## Exercise task
Examine the records and identify each line that includes the string "сразу". Copy those lines.

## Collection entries
────────────────

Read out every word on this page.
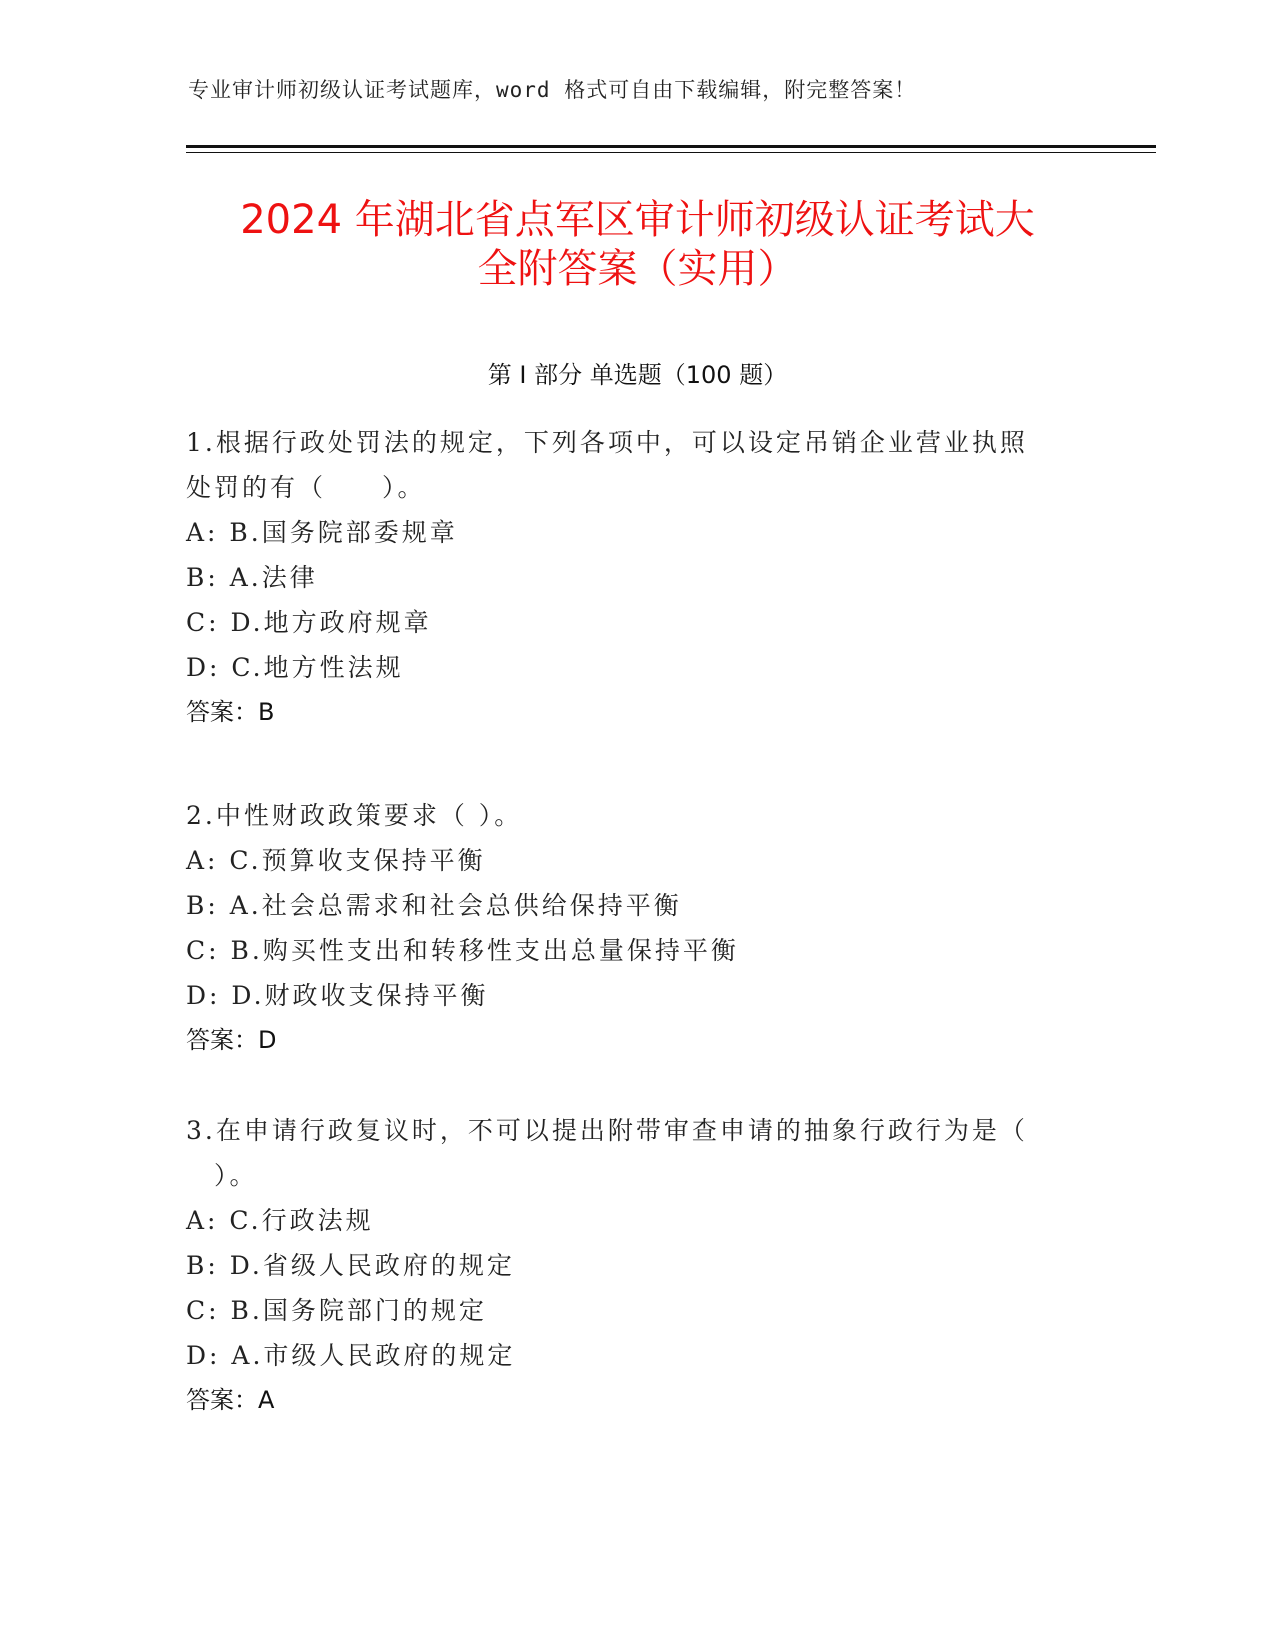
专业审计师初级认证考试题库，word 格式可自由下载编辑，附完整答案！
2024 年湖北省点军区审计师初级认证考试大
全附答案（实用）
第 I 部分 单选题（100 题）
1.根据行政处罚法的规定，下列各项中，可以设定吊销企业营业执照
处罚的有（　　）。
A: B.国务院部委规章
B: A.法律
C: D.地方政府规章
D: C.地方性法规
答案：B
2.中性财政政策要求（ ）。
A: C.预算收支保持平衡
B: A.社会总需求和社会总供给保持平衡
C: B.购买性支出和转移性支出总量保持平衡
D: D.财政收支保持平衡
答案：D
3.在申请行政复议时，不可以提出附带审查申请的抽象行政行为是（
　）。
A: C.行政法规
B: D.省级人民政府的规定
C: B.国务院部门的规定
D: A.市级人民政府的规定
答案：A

────────────────

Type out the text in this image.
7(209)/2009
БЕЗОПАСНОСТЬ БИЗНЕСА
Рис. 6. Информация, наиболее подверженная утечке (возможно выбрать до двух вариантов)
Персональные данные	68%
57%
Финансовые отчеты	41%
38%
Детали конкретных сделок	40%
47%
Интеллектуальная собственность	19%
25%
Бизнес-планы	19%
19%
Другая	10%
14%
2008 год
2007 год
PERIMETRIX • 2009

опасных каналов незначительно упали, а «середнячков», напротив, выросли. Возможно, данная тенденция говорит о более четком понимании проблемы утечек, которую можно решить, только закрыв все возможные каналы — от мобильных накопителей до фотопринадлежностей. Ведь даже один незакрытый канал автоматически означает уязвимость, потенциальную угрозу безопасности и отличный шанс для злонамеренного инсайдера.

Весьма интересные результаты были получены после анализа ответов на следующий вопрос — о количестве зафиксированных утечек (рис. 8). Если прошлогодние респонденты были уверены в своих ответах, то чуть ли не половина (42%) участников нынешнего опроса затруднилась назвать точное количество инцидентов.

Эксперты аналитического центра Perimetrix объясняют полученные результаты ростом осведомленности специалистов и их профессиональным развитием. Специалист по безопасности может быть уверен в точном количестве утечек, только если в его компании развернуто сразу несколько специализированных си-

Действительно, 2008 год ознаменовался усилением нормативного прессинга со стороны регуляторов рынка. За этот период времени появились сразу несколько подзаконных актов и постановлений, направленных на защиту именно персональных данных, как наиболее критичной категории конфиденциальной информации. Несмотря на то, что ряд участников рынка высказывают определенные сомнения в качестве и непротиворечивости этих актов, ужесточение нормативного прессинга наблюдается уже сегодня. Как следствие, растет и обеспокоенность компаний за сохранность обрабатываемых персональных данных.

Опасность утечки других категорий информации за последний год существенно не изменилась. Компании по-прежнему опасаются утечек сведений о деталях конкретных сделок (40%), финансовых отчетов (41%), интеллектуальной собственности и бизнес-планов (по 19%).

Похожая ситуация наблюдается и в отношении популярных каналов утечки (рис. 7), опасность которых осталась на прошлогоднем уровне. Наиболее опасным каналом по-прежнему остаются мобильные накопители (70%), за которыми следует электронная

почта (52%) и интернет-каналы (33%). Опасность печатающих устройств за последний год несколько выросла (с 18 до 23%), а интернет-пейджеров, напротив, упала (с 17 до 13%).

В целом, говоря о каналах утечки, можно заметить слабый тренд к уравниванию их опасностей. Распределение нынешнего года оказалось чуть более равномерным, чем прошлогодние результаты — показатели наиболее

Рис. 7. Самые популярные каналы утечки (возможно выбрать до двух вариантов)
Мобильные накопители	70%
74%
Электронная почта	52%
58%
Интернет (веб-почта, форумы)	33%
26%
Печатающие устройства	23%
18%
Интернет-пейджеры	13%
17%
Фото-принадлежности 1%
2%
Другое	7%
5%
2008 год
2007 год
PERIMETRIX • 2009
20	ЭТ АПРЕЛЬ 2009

────────────────

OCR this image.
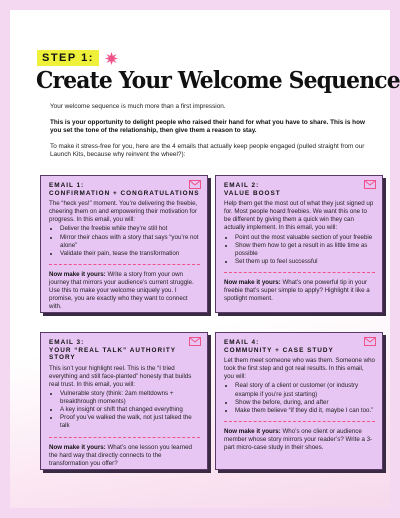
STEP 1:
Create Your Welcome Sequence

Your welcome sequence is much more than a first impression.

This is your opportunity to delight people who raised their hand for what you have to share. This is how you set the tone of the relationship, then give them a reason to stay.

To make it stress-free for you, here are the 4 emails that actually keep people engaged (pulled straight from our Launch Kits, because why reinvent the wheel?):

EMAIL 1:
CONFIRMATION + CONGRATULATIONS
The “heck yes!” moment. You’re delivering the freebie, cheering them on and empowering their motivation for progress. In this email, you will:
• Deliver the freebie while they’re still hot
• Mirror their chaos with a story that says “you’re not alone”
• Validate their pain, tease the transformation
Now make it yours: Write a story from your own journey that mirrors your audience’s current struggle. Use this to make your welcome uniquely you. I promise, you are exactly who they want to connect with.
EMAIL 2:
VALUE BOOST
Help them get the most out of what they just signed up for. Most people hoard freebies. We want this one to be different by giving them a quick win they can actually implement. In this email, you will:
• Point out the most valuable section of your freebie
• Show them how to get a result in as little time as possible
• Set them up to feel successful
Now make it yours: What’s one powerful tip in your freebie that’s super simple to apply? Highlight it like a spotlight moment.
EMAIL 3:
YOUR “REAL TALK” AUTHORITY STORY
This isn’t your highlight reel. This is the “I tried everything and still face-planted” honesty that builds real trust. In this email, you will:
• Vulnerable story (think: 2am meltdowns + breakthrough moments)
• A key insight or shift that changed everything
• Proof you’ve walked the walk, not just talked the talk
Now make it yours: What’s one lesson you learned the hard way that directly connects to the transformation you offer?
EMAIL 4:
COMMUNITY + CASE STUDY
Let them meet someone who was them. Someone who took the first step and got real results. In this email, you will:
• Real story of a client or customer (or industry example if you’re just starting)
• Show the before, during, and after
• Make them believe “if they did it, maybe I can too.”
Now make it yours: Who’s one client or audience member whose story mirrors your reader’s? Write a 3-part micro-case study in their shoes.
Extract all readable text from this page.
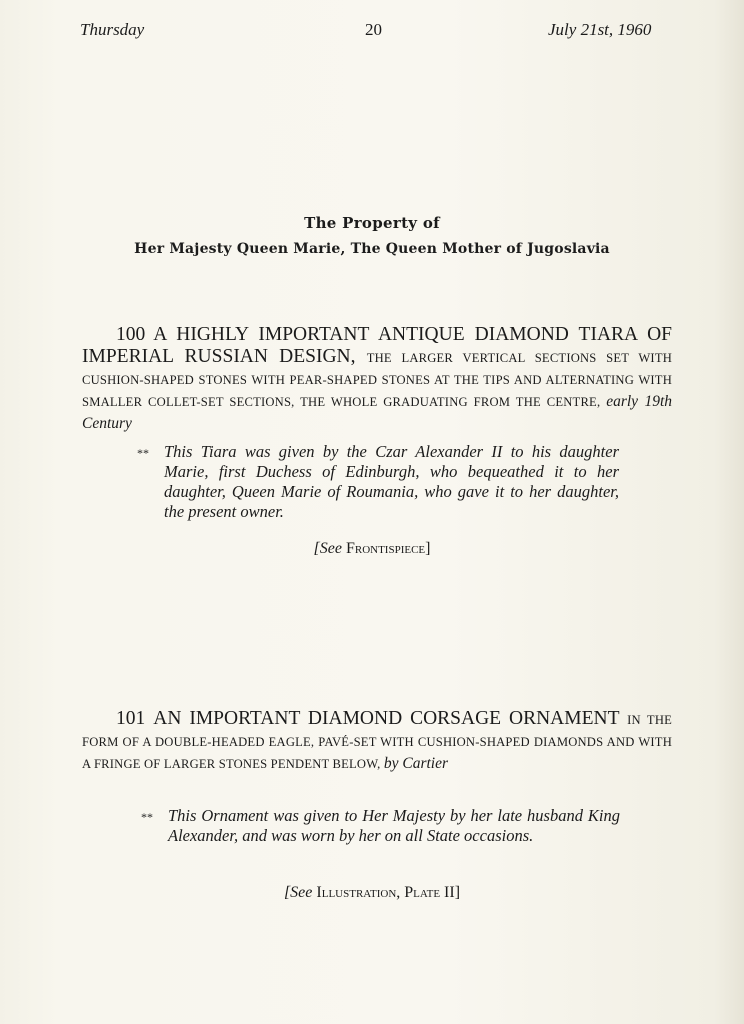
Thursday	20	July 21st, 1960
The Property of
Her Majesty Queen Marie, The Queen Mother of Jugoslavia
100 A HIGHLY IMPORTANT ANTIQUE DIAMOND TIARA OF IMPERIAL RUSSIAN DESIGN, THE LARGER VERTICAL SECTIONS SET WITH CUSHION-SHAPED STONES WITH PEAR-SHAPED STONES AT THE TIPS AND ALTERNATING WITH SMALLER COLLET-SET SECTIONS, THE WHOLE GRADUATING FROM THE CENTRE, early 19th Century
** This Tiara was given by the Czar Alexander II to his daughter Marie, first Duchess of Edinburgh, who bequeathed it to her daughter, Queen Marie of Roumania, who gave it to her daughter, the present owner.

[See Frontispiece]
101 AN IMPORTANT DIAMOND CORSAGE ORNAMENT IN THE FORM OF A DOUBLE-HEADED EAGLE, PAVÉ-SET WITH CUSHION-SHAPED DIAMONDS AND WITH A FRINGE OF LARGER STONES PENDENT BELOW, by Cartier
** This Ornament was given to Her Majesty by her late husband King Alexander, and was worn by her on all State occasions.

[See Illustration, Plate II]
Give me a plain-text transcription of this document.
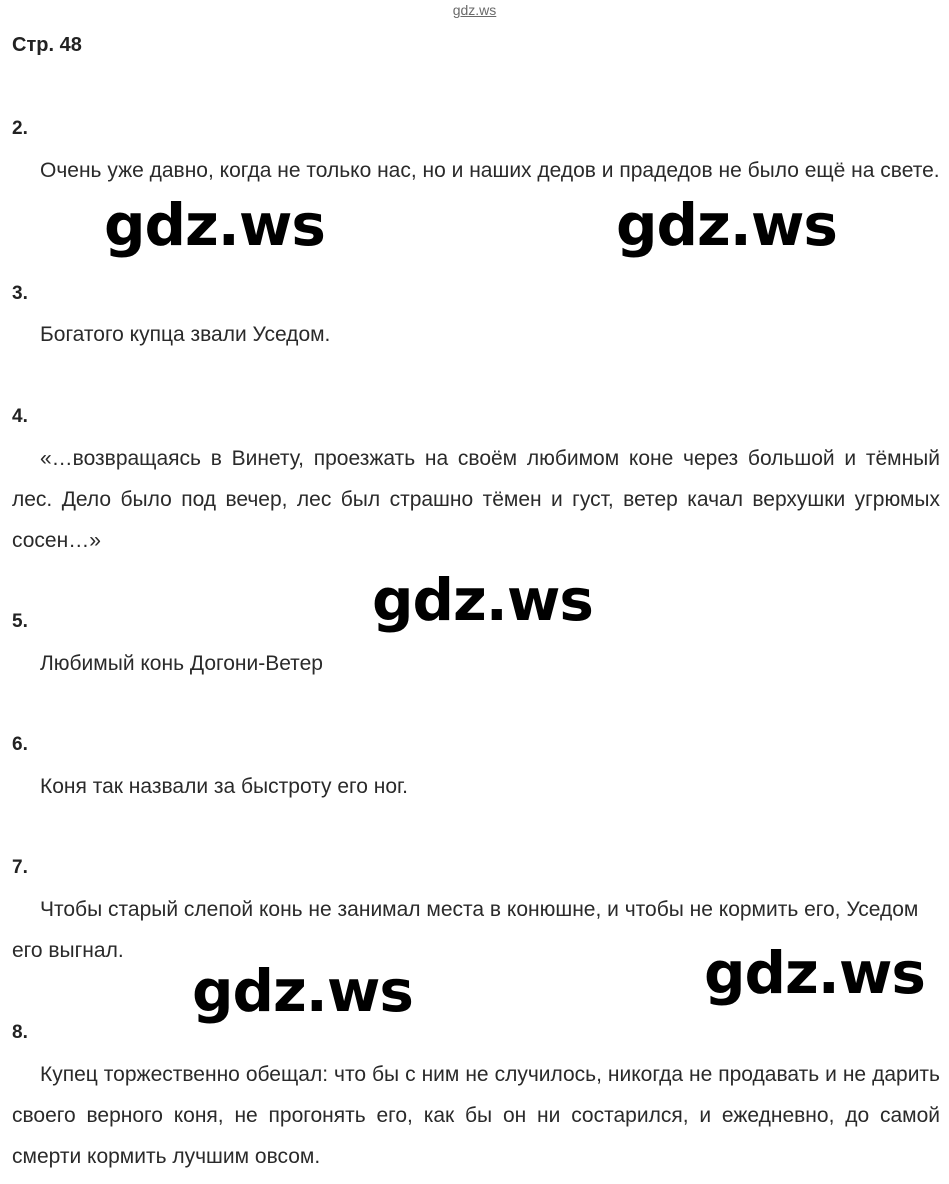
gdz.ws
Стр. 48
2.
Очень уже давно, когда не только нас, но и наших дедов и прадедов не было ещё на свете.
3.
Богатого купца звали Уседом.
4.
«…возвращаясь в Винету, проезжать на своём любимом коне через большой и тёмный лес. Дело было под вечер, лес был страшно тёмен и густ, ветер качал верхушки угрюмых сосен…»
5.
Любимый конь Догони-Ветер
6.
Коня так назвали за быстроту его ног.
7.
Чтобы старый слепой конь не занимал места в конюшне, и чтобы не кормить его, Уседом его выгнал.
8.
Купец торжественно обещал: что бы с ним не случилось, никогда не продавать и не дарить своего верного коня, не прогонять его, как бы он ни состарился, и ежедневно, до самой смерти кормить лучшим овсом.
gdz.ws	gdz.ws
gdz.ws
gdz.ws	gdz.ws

────────────────

## Reply
Эксперты аналитического центра Perimetrix объясняют полученные результаты ростом осведомленности специалистов и их профессиональным развитием. Специалист по безопасности может быть уверен в точном количестве утечек, только если в его компании развернуто сразу несколько специализированных си-
Действительно, 2008 год ознаменовался усилением нормативного прессинга со стороны регуляторов рынка. За этот период времени появились сразу несколько подзаконных актов и постановлений, направленных на защиту именно персональных данных, как наиболее критичной категории конфиденциальной информации. Несмотря на то, что ряд участников рынка высказывают определенные сомнения в качестве и непротиворечивости этих актов, ужесточение нормативного прессинга наблюдается уже сегодня. Как следствие, растет и обеспокоенность компаний за сохранность обрабатываемых персональных данных.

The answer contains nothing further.